═══ Records for the task

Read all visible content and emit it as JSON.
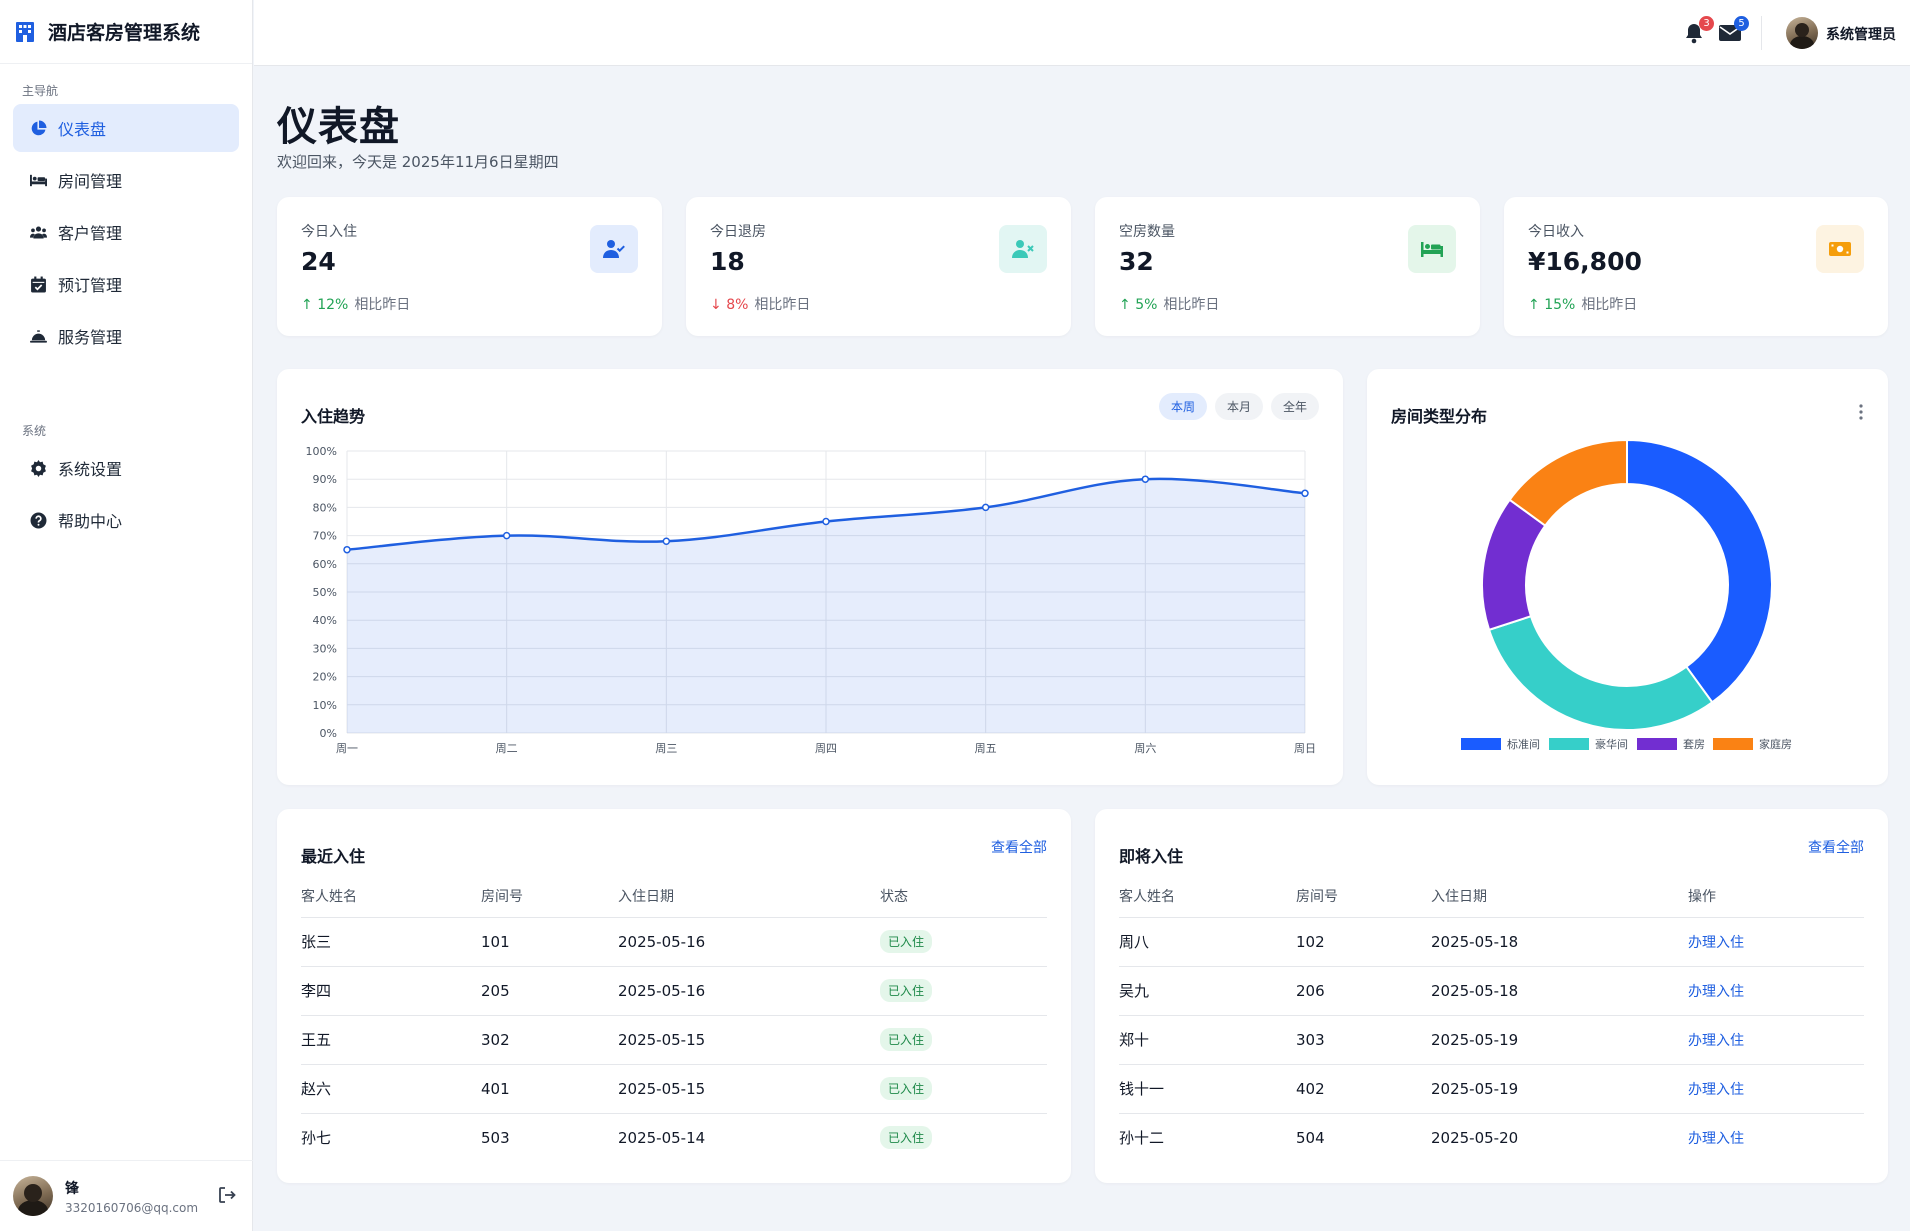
{
  "app": {
    "title": "酒店客房管理系统"
  },
  "sidebar": {
    "section_main": "主导航",
    "section_system": "系统",
    "items": [
      {
        "label": "仪表盘",
        "icon": "pie-chart-icon",
        "active": true
      },
      {
        "label": "房间管理",
        "icon": "bed-icon"
      },
      {
        "label": "客户管理",
        "icon": "users-icon"
      },
      {
        "label": "预订管理",
        "icon": "calendar-check-icon"
      },
      {
        "label": "服务管理",
        "icon": "bell-concierge-icon"
      }
    ],
    "system_items": [
      {
        "label": "系统设置",
        "icon": "gear-icon"
      },
      {
        "label": "帮助中心",
        "icon": "question-circle-icon"
      }
    ],
    "user": {
      "name": "锋",
      "email": "3320160706@qq.com"
    }
  },
  "header": {
    "notifications_count": "3",
    "messages_count": "5",
    "user_name": "系统管理员"
  },
  "page": {
    "title": "仪表盘",
    "subtitle": "欢迎回来，今天是 2025年11月6日星期四"
  },
  "stats": [
    {
      "label": "今日入住",
      "value": "24",
      "change": "12%",
      "direction": "up",
      "compare": "相比昨日",
      "icon": "user-check-icon",
      "icon_color": "#1f5fe0",
      "icon_bg": "#e3ecfd"
    },
    {
      "label": "今日退房",
      "value": "18",
      "change": "8%",
      "direction": "down",
      "compare": "相比昨日",
      "icon": "user-x-icon",
      "icon_color": "#3bc9b8",
      "icon_bg": "#e2f6f3"
    },
    {
      "label": "空房数量",
      "value": "32",
      "change": "5%",
      "direction": "up",
      "compare": "相比昨日",
      "icon": "bed-icon",
      "icon_color": "#22a355",
      "icon_bg": "#e4f6ea"
    },
    {
      "label": "今日收入",
      "value": "¥16,800",
      "change": "15%",
      "direction": "up",
      "compare": "相比昨日",
      "icon": "money-icon",
      "icon_color": "#f59e0b",
      "icon_bg": "#fdf3e1"
    }
  ],
  "trend": {
    "title": "入住趋势",
    "ranges": [
      "本周",
      "本月",
      "全年"
    ],
    "active_range": "本周"
  },
  "distribution": {
    "title": "房间类型分布"
  },
  "recent_checkins": {
    "title": "最近入住",
    "view_all": "查看全部",
    "columns": [
      "客人姓名",
      "房间号",
      "入住日期",
      "状态"
    ],
    "rows": [
      {
        "name": "张三",
        "room": "101",
        "date": "2025-05-16",
        "status": "已入住"
      },
      {
        "name": "李四",
        "room": "205",
        "date": "2025-05-16",
        "status": "已入住"
      },
      {
        "name": "王五",
        "room": "302",
        "date": "2025-05-15",
        "status": "已入住"
      },
      {
        "name": "赵六",
        "room": "401",
        "date": "2025-05-15",
        "status": "已入住"
      },
      {
        "name": "孙七",
        "room": "503",
        "date": "2025-05-14",
        "status": "已入住"
      }
    ]
  },
  "upcoming_checkins": {
    "title": "即将入住",
    "view_all": "查看全部",
    "columns": [
      "客人姓名",
      "房间号",
      "入住日期",
      "操作"
    ],
    "rows": [
      {
        "name": "周八",
        "room": "102",
        "date": "2025-05-18",
        "action": "办理入住"
      },
      {
        "name": "吴九",
        "room": "206",
        "date": "2025-05-18",
        "action": "办理入住"
      },
      {
        "name": "郑十",
        "room": "303",
        "date": "2025-05-19",
        "action": "办理入住"
      },
      {
        "name": "钱十一",
        "room": "402",
        "date": "2025-05-19",
        "action": "办理入住"
      },
      {
        "name": "孙十二",
        "room": "504",
        "date": "2025-05-20",
        "action": "办理入住"
      }
    ]
  },
  "chart_data": [
    {
      "type": "area",
      "title": "入住趋势",
      "categories": [
        "周一",
        "周二",
        "周三",
        "周四",
        "周五",
        "周六",
        "周日"
      ],
      "series": [
        {
          "values": [
            65,
            70,
            68,
            75,
            80,
            90,
            85
          ],
          "color": "#1f5fe0"
        }
      ],
      "ylim": [
        0,
        100
      ],
      "ytick_format": "%",
      "yticks": [
        0,
        10,
        20,
        30,
        40,
        50,
        60,
        70,
        80,
        90,
        100
      ],
      "grid": true
    },
    {
      "type": "pie",
      "variant": "doughnut",
      "title": "房间类型分布",
      "categories": [
        "标准间",
        "豪华间",
        "套房",
        "家庭房"
      ],
      "values": [
        40,
        30,
        15,
        15
      ],
      "colors": [
        "#1a5cff",
        "#36cfc9",
        "#722ed1",
        "#fa8214"
      ],
      "legend": "bottom"
    }
  ]
}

══════

Task goal » The pictures should not be reproduced; quote all of the other material exactly.

Solution for this exercise »
Read all visible content and emit it as JSON.
{
  "app": {
    "title": "酒店客房管理系统"
  },
  "sidebar": {
    "section_main": "主导航",
    "section_system": "系统",
    "items": [
      {
        "label": "仪表盘",
        "icon": "pie-chart-icon",
        "active": true
      },
      {
        "label": "房间管理",
        "icon": "bed-icon"
      },
      {
        "label": "客户管理",
        "icon": "users-icon"
      },
      {
        "label": "预订管理",
        "icon": "calendar-check-icon"
      },
      {
        "label": "服务管理",
        "icon": "bell-concierge-icon"
      }
    ],
    "system_items": [
      {
        "label": "系统设置",
        "icon": "gear-icon"
      },
      {
        "label": "帮助中心",
        "icon": "question-circle-icon"
      }
    ],
    "user": {
      "name": "锋",
      "email": "3320160706@qq.com"
    }
  },
  "header": {
    "notifications_count": "3",
    "messages_count": "5",
    "user_name": "系统管理员"
  },
  "page": {
    "title": "仪表盘",
    "subtitle": "欢迎回来，今天是 2025年11月6日星期四"
  },
  "stats": [
    {
      "label": "今日入住",
      "value": "24",
      "change": "12%",
      "direction": "up",
      "compare": "相比昨日",
      "icon": "user-check-icon",
      "icon_color": "#1f5fe0",
      "icon_bg": "#e3ecfd"
    },
    {
      "label": "今日退房",
      "value": "18",
      "change": "8%",
      "direction": "down",
      "compare": "相比昨日",
      "icon": "user-x-icon",
      "icon_color": "#3bc9b8",
      "icon_bg": "#e2f6f3"
    },
    {
      "label": "空房数量",
      "value": "32",
      "change": "5%",
      "direction": "up",
      "compare": "相比昨日",
      "icon": "bed-icon",
      "icon_color": "#22a355",
      "icon_bg": "#e4f6ea"
    },
    {
      "label": "今日收入",
      "value": "¥16,800",
      "change": "15%",
      "direction": "up",
      "compare": "相比昨日",
      "icon": "money-icon",
      "icon_color": "#f59e0b",
      "icon_bg": "#fdf3e1"
    }
  ],
  "trend": {
    "title": "入住趋势",
    "ranges": [
      "本周",
      "本月",
      "全年"
    ],
    "active_range": "本周"
  },
  "distribution": {
    "title": "房间类型分布"
  },
  "recent_checkins": {
    "title": "最近入住",
    "view_all": "查看全部",
    "columns": [
      "客人姓名",
      "房间号",
      "入住日期",
      "状态"
    ],
    "rows": [
      {
        "name": "张三",
        "room": "101",
        "date": "2025-05-16",
        "status": "已入住"
      },
      {
        "name": "李四",
        "room": "205",
        "date": "2025-05-16",
        "status": "已入住"
      },
      {
        "name": "王五",
        "room": "302",
        "date": "2025-05-15",
        "status": "已入住"
      },
      {
        "name": "赵六",
        "room": "401",
        "date": "2025-05-15",
        "status": "已入住"
      },
      {
        "name": "孙七",
        "room": "503",
        "date": "2025-05-14",
        "status": "已入住"
      }
    ]
  },
  "upcoming_checkins": {
    "title": "即将入住",
    "view_all": "查看全部",
    "columns": [
      "客人姓名",
      "房间号",
      "入住日期",
      "操作"
    ],
    "rows": [
      {
        "name": "周八",
        "room": "102",
        "date": "2025-05-18",
        "action": "办理入住"
      },
      {
        "name": "吴九",
        "room": "206",
        "date": "2025-05-18",
        "action": "办理入住"
      },
      {
        "name": "郑十",
        "room": "303",
        "date": "2025-05-19",
        "action": "办理入住"
      },
      {
        "name": "钱十一",
        "room": "402",
        "date": "2025-05-19",
        "action": "办理入住"
      },
      {
        "name": "孙十二",
        "room": "504",
        "date": "2025-05-20",
        "action": "办理入住"
      }
    ]
  },
  "chart_data": [
    {
      "type": "area",
      "title": "入住趋势",
      "categories": [
        "周一",
        "周二",
        "周三",
        "周四",
        "周五",
        "周六",
        "周日"
      ],
      "series": [
        {
          "values": [
            65,
            70,
            68,
            75,
            80,
            90,
            85
          ],
          "color": "#1f5fe0"
        }
      ],
      "ylim": [
        0,
        100
      ],
      "ytick_format": "%",
      "yticks": [
        0,
        10,
        20,
        30,
        40,
        50,
        60,
        70,
        80,
        90,
        100
      ],
      "grid": true
    },
    {
      "type": "pie",
      "variant": "doughnut",
      "title": "房间类型分布",
      "categories": [
        "标准间",
        "豪华间",
        "套房",
        "家庭房"
      ],
      "values": [
        40,
        30,
        15,
        15
      ],
      "colors": [
        "#1a5cff",
        "#36cfc9",
        "#722ed1",
        "#fa8214"
      ],
      "legend": "bottom"
    }
  ]
}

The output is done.